| Required work |
From the entries below, please gather each line containing the string "area".

| Entries provided |
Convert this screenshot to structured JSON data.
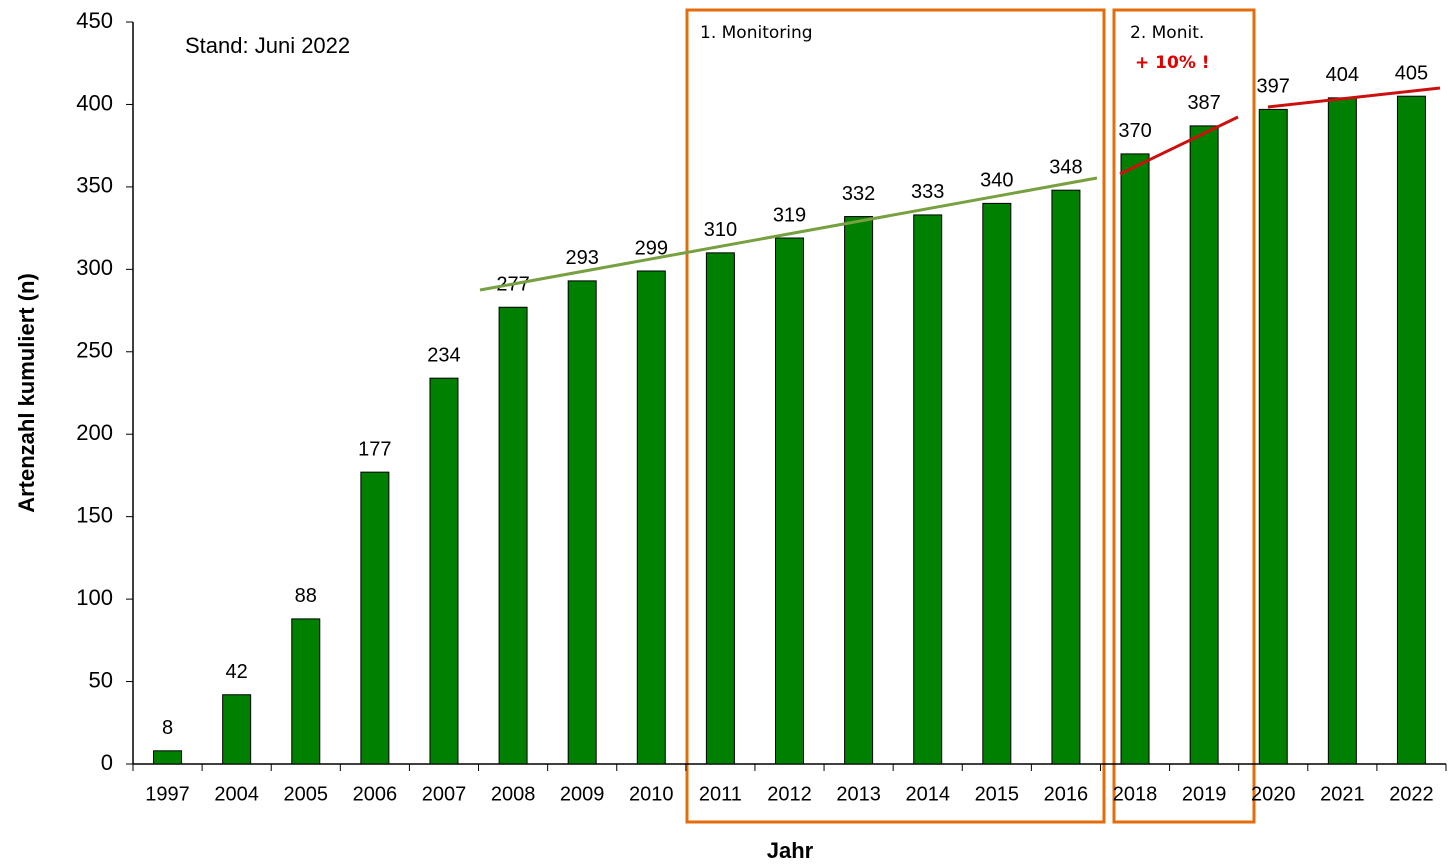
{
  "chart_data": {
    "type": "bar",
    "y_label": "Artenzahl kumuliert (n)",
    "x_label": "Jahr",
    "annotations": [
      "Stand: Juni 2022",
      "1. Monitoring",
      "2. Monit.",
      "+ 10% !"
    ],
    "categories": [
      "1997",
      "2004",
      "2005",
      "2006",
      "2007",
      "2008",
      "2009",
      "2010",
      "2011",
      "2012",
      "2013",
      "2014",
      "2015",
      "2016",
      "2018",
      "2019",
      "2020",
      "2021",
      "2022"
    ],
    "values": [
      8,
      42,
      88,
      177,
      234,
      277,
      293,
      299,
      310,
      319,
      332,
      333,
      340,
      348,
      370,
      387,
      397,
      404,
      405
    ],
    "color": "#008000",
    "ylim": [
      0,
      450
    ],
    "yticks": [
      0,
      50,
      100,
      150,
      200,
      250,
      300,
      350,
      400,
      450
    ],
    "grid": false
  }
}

--

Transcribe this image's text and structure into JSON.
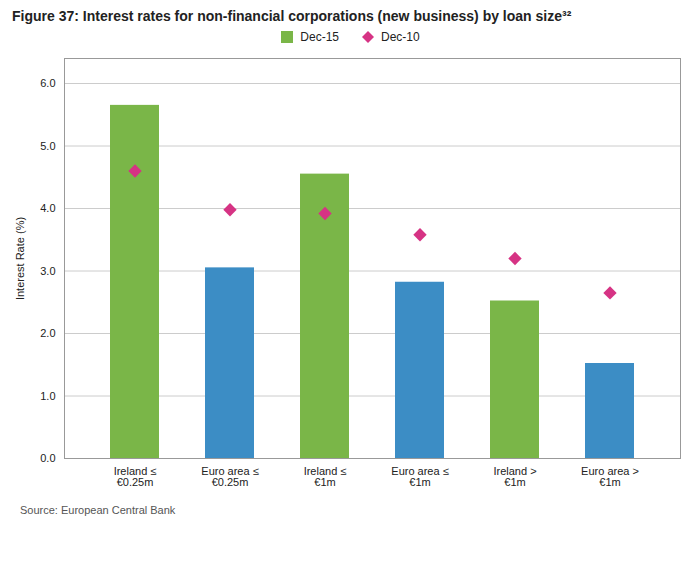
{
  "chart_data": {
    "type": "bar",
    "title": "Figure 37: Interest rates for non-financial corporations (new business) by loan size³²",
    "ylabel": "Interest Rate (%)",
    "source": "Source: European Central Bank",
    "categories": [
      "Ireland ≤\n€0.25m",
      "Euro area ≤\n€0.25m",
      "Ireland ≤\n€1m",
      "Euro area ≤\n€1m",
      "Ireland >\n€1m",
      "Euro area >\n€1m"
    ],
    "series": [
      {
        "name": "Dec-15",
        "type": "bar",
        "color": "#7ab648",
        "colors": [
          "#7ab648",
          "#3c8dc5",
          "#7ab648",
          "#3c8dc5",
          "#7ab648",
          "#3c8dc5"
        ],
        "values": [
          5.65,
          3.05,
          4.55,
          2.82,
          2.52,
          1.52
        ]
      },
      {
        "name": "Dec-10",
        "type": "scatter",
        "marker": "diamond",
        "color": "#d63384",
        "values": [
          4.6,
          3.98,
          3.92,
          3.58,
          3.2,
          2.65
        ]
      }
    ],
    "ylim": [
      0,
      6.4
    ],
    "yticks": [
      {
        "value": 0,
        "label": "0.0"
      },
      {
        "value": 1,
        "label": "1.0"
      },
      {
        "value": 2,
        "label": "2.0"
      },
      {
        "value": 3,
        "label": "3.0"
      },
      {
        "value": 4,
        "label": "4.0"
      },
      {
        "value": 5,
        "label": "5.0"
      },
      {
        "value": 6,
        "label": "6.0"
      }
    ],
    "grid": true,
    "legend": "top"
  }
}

| Reply |
      "Euro area ≤\n€0.25m",
      "Euro area ≤\n€1m",
      "Euro area >\n€1m"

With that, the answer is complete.